**What is needed:**
Using the material that follows, identify and copy each line with the string "ترجمہ".

**Task data:**

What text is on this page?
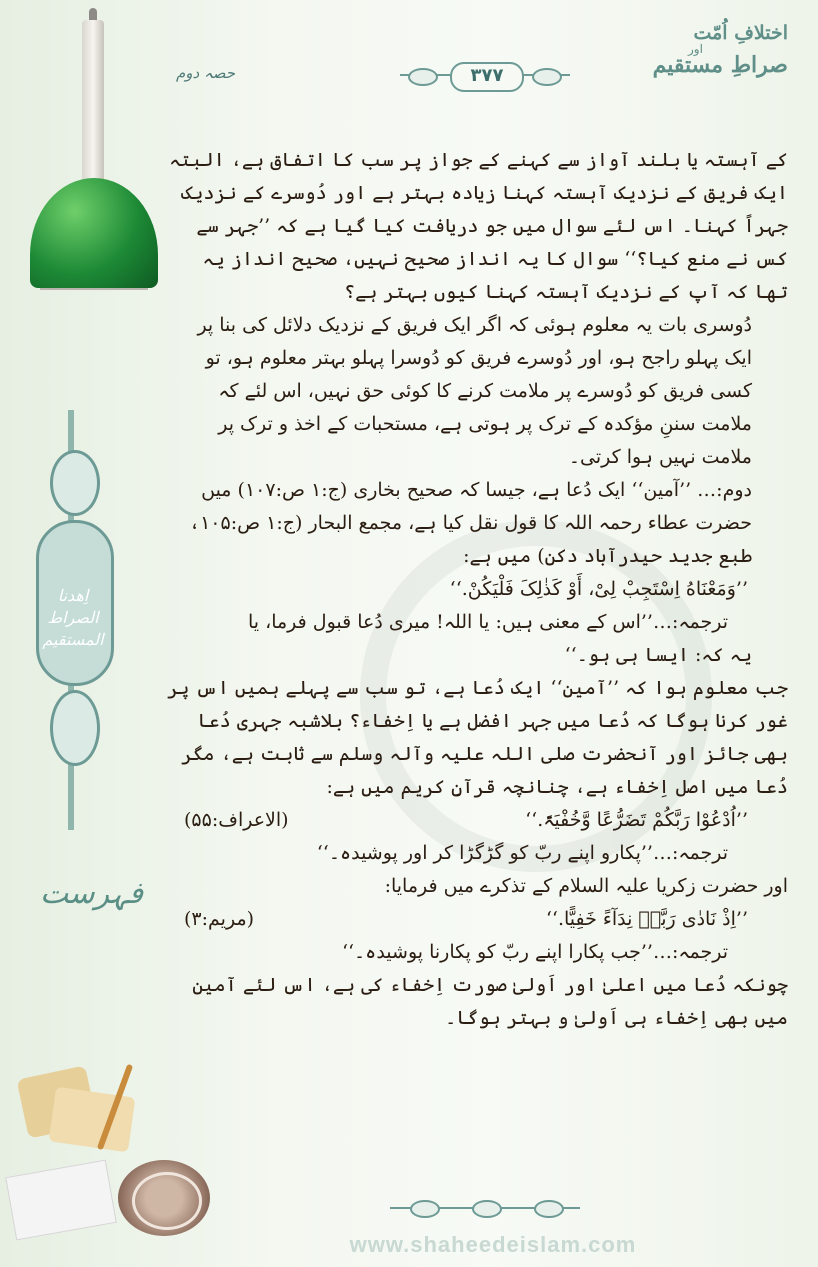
اختلافِ اُمّت
اور
صراطِ مستقیم
۳۷۷
حصہ دوم
اِھدنا الصراط المستقیم
فہرست

کے آہستہ یا بلند آواز سے کہنے کے جواز پر سب کا اتفاق ہے، البتہ ایک فریق کے نزدیک آہستہ کہنا زیادہ بہتر ہے اور دُوسرے کے نزدیک جہراً کہنا۔ اس لئے سوال میں جو دریافت کیا گیا ہے کہ ’’جہر سے کس نے منع کیا؟‘‘ سوال کا یہ انداز صحیح نہیں، صحیح انداز یہ تھا کہ آپ کے نزدیک آہستہ کہنا کیوں بہتر ہے؟

دُوسری بات یہ معلوم ہوئی کہ اگر ایک فریق کے نزدیک دلائل کی بنا پر ایک پہلو راجح ہو، اور دُوسرے فریق کو دُوسرا پہلو بہتر معلوم ہو، تو کسی فریق کو دُوسرے پر ملامت کرنے کا کوئی حق نہیں، اس لئے کہ ملامت سننِ مؤکدہ کے ترک پر ہوتی ہے، مستحبات کے اخذ و ترک پر ملامت نہیں ہوا کرتی۔

دوم:… ’’آمین‘‘ ایک دُعا ہے، جیسا کہ صحیح بخاری (ج:۱ ص:۱۰۷) میں حضرت عطاء رحمہ اللہ کا قول نقل کیا ہے، مجمع البحار (ج:۱ ص:۱۰۵، طبع جدید حیدرآباد دکن) میں ہے:

’’وَمَعْنَاهُ اِسْتَجِبْ لِیْ، أَوْ کَذٰلِکَ فَلْیَکُنْ.‘‘

ترجمہ:…’’اس کے معنی ہیں: یا اللہ! میری دُعا قبول فرما، یا

یہ کہ: ایسا ہی ہو۔‘‘

جب معلوم ہوا کہ ’’آمین‘‘ ایک دُعا ہے، تو سب سے پہلے ہمیں اس پر غور کرنا ہوگا کہ دُعا میں جہر افضل ہے یا اِخفاء؟ بلاشبہ جہری دُعا بھی جائز اور آنحضرت صلی اللہ علیہ وآلہ وسلم سے ثابت ہے، مگر دُعا میں اصل اِخفاء ہے، چنانچہ قرآنِ کریم میں ہے:

’’اُدْعُوْا رَبَّکُمْ تَضَرُّعًا وَّخُفْیَۃً.‘‘
(الاعراف:۵۵)

ترجمہ:…’’پکارو اپنے ربّ کو گڑگڑا کر اور پوشیدہ۔‘‘

اور حضرت زکریا علیہ السلام کے تذکرے میں فرمایا:

’’اِذْ نَادٰی رَبَّہٗ نِدَآءً خَفِیًّا.‘‘
(مریم:۳)

ترجمہ:…’’جب پکارا اپنے ربّ کو پکارنا پوشیدہ۔‘‘

چونکہ دُعا میں اعلیٰ اور اَولیٰ صورت اِخفاء کی ہے، اس لئے آمین میں بھی اِخفاء ہی اَولیٰ و بہتر ہوگا۔

www.shaheedeislam.com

**Output of the exercise:**
ترجمہ:…’’اس کے معنی ہیں: یا اللہ! میری دُعا قبول فرما، یا
ترجمہ:…’’پکارو اپنے ربّ کو گڑگڑا کر اور پوشیدہ۔‘‘
ترجمہ:…’’جب پکارا اپنے ربّ کو پکارنا پوشیدہ۔‘‘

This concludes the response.